Copy out each line in the material below that has the word "source".

• _DATA FOR PROCESSING_:
^^^^^^^^^^^^^^^^
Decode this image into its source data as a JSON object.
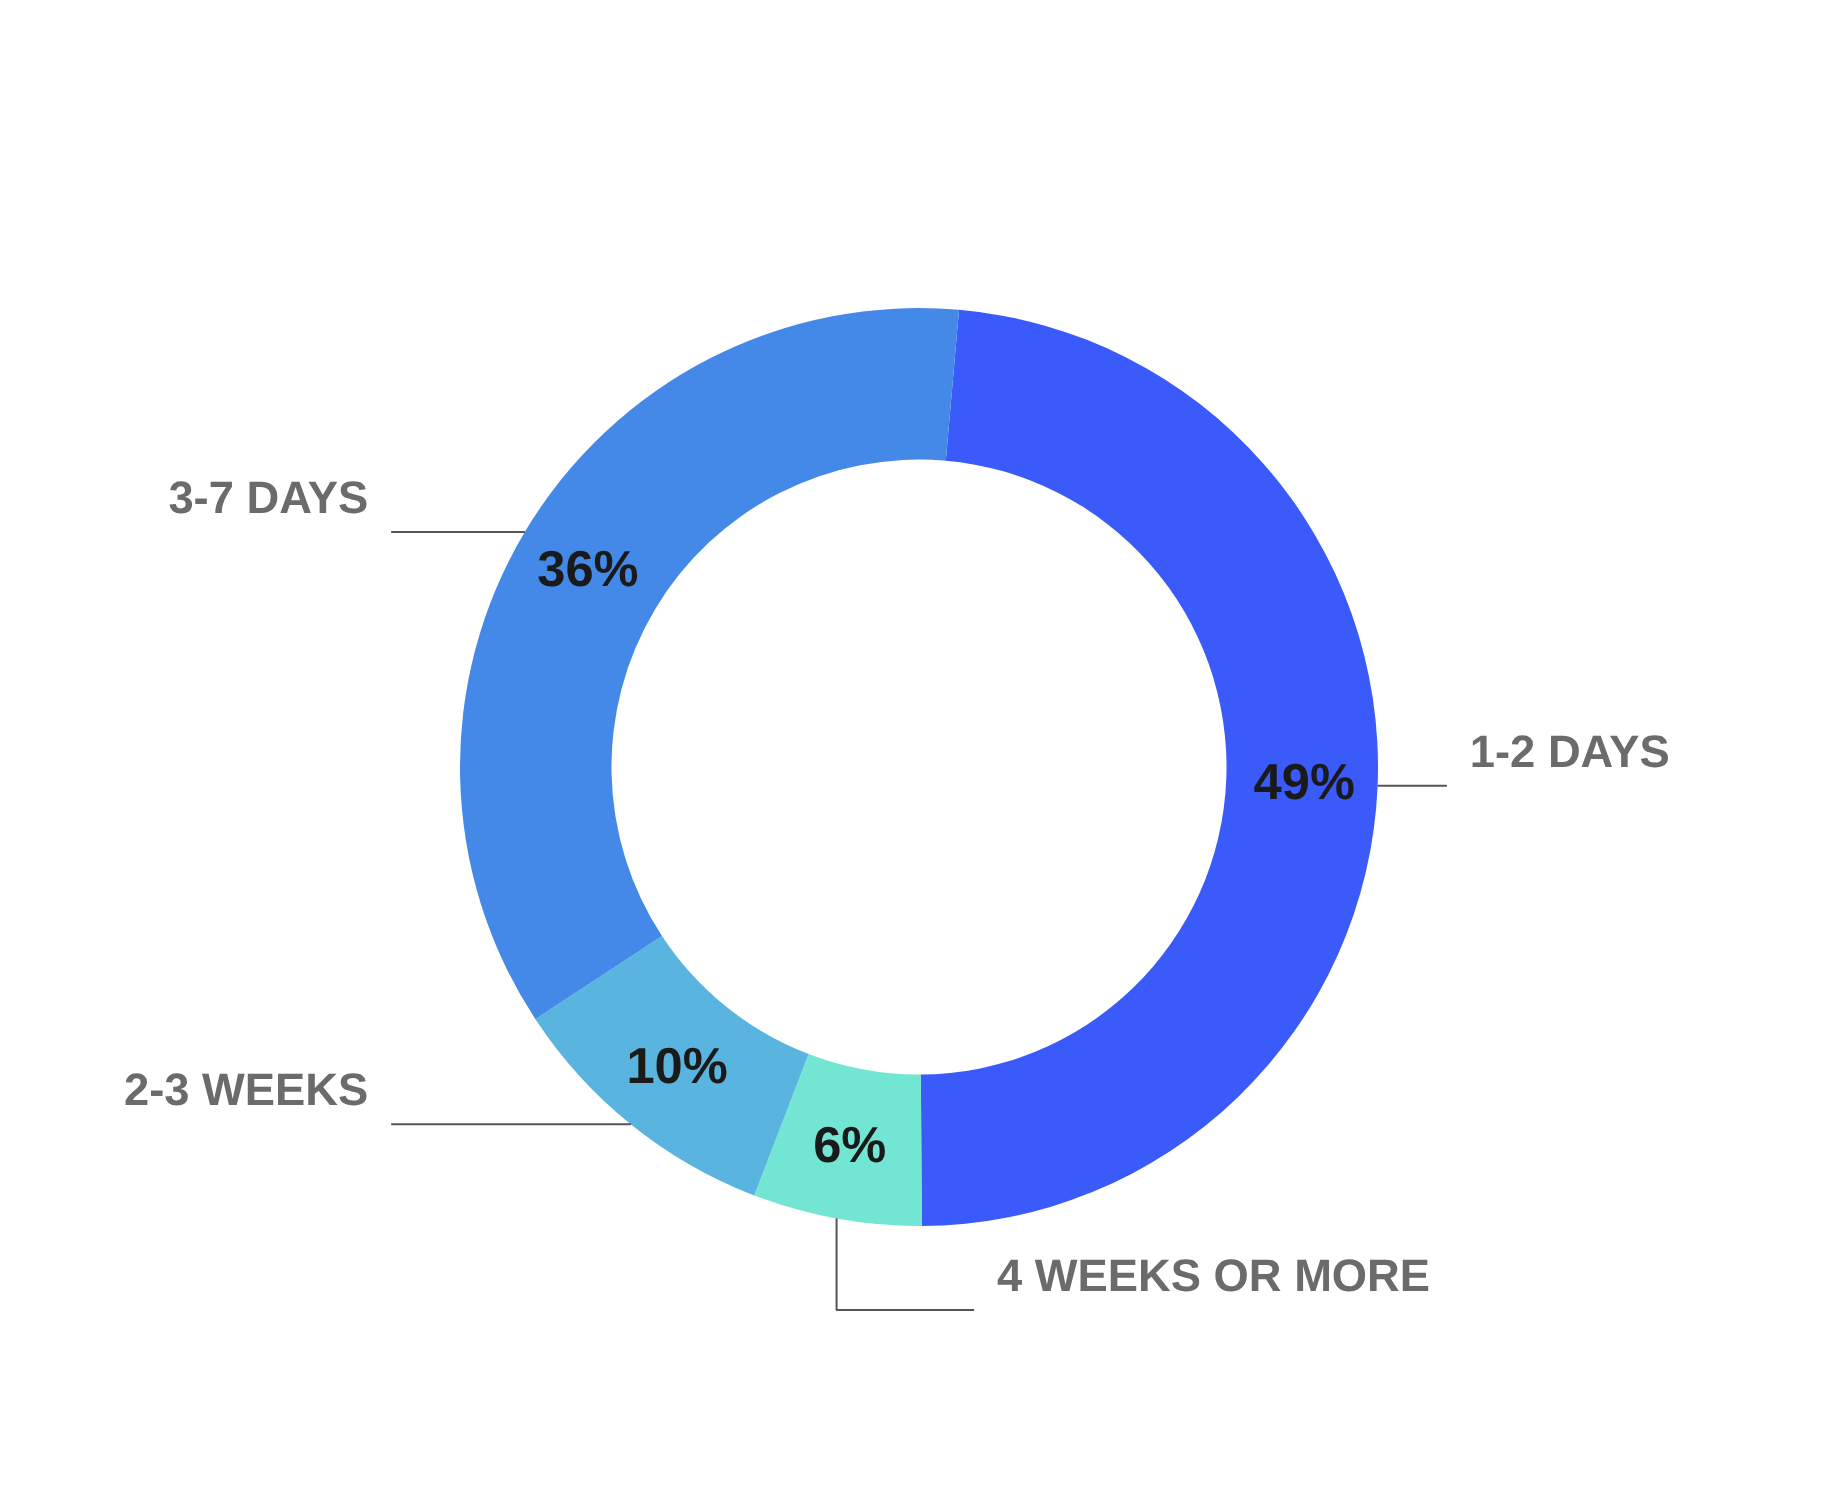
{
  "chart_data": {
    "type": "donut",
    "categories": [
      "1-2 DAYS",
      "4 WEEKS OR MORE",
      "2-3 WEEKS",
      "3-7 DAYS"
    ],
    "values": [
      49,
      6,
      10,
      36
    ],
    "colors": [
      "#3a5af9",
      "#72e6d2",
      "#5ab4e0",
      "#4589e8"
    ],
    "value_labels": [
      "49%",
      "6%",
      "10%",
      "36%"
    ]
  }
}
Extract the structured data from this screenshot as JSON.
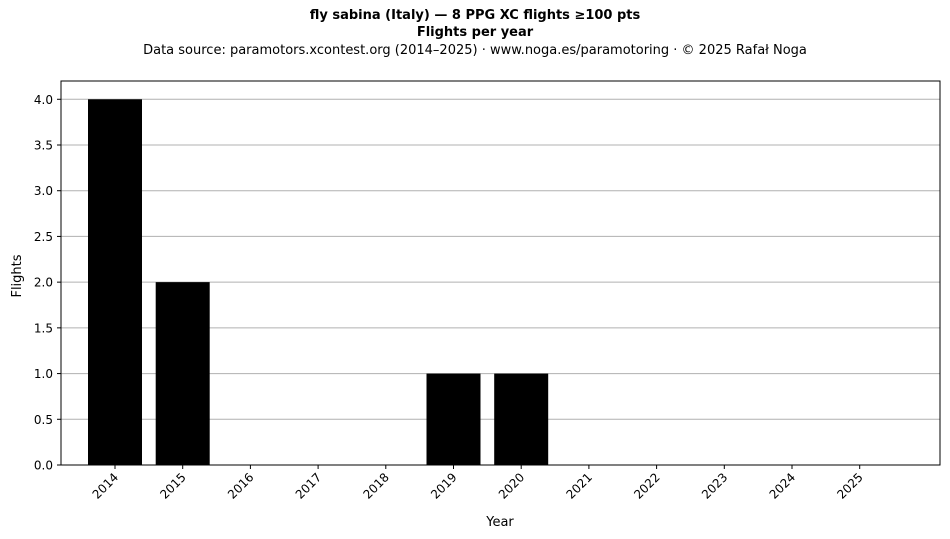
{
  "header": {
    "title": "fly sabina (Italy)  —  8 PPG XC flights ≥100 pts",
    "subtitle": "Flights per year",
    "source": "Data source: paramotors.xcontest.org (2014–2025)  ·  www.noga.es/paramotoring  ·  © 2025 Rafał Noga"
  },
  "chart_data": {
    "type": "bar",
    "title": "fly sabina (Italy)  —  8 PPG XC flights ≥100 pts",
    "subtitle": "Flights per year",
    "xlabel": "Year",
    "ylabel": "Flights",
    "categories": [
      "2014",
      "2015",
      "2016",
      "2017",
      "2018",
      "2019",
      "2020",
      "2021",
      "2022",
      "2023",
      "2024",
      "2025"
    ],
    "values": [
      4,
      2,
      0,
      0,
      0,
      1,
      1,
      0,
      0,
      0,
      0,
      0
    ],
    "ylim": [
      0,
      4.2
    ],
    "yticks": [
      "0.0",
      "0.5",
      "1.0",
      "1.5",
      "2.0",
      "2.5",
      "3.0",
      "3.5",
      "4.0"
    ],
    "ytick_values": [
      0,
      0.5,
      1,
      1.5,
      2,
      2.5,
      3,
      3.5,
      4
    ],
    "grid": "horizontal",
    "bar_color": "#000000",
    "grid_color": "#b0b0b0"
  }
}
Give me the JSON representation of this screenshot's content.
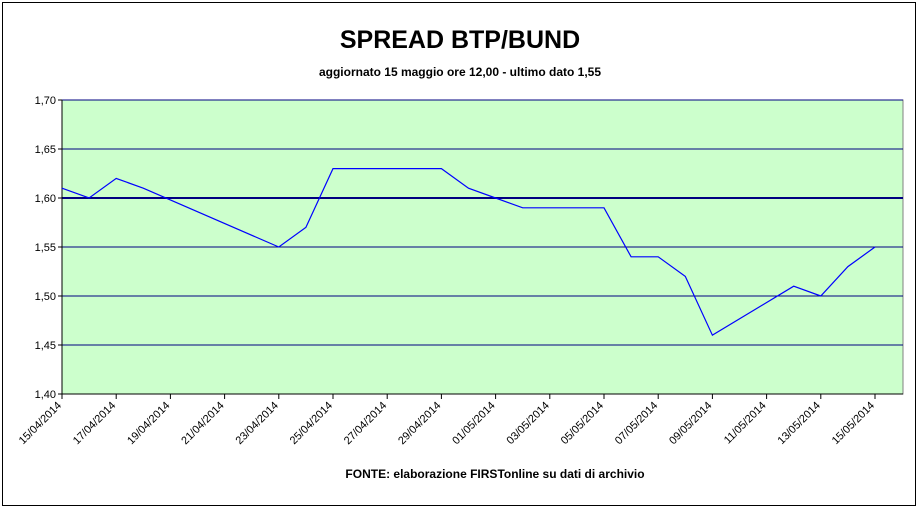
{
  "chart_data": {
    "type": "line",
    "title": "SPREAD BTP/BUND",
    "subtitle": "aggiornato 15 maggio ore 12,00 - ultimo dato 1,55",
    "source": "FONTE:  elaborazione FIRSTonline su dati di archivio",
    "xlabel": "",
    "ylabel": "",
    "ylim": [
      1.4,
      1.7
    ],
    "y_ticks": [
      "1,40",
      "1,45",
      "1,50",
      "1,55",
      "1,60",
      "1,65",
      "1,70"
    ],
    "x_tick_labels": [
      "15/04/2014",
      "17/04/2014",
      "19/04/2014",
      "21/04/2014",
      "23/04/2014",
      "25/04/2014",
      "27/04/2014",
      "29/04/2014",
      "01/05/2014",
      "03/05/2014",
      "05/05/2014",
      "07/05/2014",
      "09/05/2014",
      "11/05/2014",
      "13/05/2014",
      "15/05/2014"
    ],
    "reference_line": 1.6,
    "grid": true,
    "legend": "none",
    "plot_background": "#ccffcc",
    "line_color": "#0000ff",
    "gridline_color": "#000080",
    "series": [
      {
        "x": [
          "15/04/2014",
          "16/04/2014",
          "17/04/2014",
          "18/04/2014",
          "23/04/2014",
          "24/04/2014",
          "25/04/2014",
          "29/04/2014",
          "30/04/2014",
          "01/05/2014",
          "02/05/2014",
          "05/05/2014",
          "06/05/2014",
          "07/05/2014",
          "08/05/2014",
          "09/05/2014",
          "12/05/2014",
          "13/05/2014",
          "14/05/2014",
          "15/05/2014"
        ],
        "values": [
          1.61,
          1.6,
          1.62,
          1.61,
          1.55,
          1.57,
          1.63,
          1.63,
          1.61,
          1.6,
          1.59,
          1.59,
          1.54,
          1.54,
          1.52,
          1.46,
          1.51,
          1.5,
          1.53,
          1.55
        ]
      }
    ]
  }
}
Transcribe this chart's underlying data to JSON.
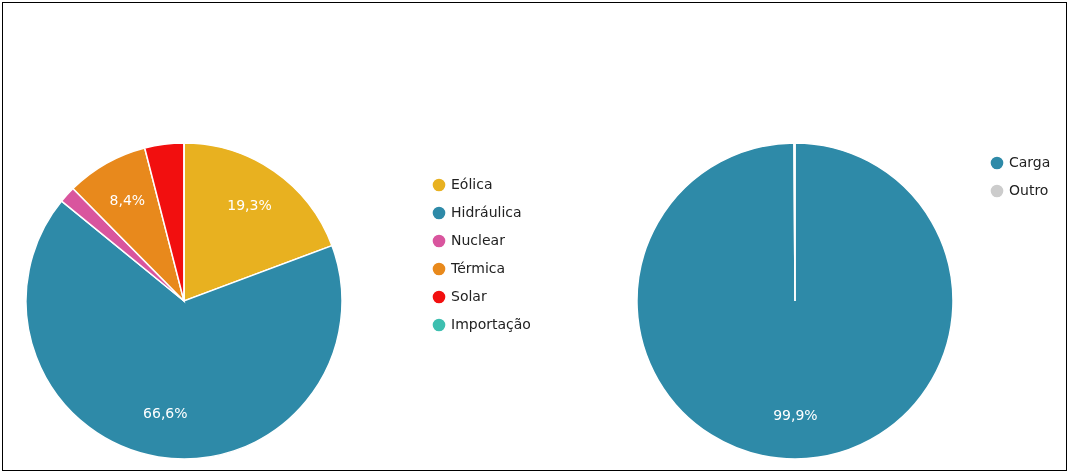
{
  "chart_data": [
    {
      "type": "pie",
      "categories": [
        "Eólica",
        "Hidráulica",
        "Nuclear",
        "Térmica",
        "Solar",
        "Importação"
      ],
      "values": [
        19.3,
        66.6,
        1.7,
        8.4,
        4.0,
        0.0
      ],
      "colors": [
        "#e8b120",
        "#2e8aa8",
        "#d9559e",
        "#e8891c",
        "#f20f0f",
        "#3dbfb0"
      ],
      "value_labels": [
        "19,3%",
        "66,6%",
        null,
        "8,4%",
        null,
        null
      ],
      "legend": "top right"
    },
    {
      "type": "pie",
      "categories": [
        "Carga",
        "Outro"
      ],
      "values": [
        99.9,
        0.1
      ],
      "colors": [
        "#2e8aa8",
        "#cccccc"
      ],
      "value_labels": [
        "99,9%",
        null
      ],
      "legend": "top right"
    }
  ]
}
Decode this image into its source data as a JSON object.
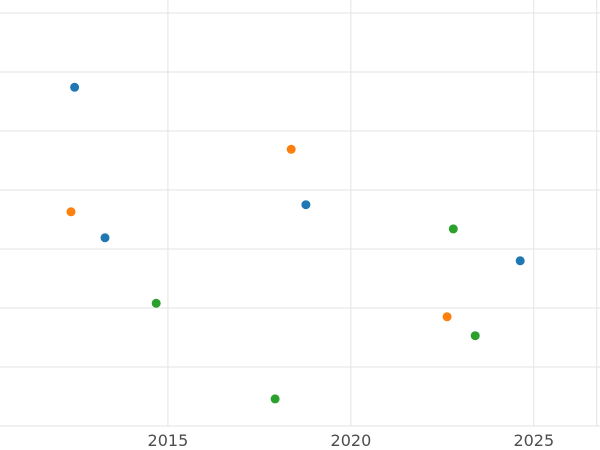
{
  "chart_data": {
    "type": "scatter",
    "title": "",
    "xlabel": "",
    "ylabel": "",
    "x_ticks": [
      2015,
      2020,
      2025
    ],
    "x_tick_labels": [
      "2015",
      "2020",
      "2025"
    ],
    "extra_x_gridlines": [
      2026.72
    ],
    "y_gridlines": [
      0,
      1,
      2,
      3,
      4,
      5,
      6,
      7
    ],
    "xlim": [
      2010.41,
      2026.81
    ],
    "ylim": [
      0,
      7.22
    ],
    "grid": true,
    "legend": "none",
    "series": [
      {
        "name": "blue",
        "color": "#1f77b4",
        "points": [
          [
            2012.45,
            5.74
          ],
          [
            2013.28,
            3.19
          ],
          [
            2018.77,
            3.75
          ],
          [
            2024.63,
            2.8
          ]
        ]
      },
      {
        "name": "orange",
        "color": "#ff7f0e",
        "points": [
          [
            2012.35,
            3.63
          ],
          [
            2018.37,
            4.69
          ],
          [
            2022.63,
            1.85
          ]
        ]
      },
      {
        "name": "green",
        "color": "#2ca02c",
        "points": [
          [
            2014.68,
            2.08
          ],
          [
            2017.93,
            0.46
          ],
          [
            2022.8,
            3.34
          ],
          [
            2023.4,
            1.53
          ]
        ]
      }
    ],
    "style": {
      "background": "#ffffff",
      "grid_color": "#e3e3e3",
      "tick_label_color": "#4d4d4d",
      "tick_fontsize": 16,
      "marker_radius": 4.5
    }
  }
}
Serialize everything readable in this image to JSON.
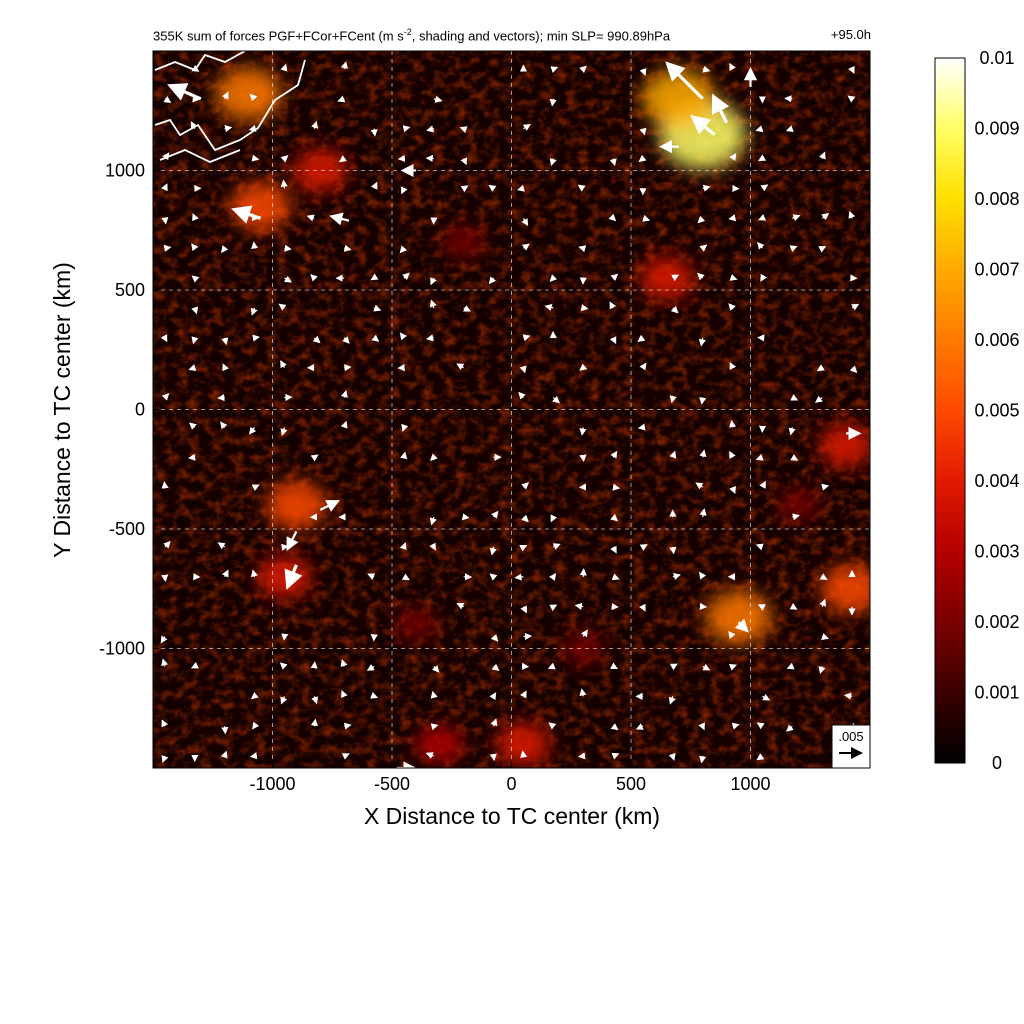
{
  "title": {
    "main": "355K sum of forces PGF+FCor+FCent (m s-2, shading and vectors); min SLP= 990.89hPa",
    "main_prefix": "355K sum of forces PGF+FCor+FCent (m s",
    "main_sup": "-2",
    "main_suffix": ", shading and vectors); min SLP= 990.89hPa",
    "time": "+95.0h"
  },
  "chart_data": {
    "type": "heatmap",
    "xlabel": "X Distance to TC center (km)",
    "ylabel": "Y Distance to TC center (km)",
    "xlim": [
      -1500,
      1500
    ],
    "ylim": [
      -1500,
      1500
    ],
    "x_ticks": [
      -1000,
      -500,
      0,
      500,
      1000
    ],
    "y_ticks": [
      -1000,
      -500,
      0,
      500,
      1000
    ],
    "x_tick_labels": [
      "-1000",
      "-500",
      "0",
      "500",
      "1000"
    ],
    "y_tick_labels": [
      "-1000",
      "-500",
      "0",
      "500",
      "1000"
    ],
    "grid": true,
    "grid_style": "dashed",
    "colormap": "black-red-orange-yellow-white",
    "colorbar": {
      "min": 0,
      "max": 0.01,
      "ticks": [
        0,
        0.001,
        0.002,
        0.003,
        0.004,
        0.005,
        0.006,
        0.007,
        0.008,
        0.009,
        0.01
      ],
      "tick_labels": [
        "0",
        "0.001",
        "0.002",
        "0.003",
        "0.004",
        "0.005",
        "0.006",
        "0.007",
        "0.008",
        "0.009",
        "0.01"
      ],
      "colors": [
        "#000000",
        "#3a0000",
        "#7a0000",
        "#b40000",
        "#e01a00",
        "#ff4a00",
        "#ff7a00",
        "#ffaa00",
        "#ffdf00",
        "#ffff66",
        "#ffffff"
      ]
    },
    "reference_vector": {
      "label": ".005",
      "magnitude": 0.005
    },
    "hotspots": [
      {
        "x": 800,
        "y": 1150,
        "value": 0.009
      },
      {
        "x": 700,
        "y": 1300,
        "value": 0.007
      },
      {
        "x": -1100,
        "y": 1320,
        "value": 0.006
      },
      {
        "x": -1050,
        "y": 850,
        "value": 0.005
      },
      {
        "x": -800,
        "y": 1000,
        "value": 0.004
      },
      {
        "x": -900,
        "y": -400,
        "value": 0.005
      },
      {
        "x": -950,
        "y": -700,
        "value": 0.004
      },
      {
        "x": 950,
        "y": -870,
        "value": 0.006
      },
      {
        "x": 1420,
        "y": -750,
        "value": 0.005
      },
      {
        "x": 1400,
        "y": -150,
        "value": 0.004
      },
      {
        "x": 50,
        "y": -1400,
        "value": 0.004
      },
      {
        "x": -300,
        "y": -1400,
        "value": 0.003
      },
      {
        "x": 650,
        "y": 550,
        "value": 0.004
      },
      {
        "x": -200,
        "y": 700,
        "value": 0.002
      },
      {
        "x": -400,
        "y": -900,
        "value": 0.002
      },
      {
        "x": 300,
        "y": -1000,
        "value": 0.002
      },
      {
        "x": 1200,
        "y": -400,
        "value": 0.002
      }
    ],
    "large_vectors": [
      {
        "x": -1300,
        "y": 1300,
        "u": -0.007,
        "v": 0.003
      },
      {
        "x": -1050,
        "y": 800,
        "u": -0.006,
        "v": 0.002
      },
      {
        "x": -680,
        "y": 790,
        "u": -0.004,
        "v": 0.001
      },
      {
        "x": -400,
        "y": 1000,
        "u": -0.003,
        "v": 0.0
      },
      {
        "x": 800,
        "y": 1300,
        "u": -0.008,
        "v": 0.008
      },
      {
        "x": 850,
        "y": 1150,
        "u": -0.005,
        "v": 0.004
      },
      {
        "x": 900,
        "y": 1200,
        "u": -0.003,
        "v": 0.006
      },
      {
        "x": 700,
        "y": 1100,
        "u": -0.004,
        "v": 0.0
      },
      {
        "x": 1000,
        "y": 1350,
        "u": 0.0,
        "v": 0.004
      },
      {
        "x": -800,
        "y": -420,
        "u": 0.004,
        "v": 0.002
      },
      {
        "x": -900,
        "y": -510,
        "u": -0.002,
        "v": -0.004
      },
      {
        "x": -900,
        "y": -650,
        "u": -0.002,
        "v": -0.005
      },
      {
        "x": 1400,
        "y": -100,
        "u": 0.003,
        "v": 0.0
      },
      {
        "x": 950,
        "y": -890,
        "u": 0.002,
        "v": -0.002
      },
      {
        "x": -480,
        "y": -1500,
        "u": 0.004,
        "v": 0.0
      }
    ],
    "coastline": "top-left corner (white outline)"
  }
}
^^^^^^^^^^^^^^^^
• _WRITTEN RESPONSE_:
Decode this image into its source data as a JSON object.
    "source": "Data source: paramotors.xcontest.org (2014–2025)  ·  www.noga.es/paramotoring  ·  © 2025 Rafał Noga"
    "source": "FONTE:  elaborazione FIRSTonline su dati di archivio",
Decode this image into its source data as a JSON object.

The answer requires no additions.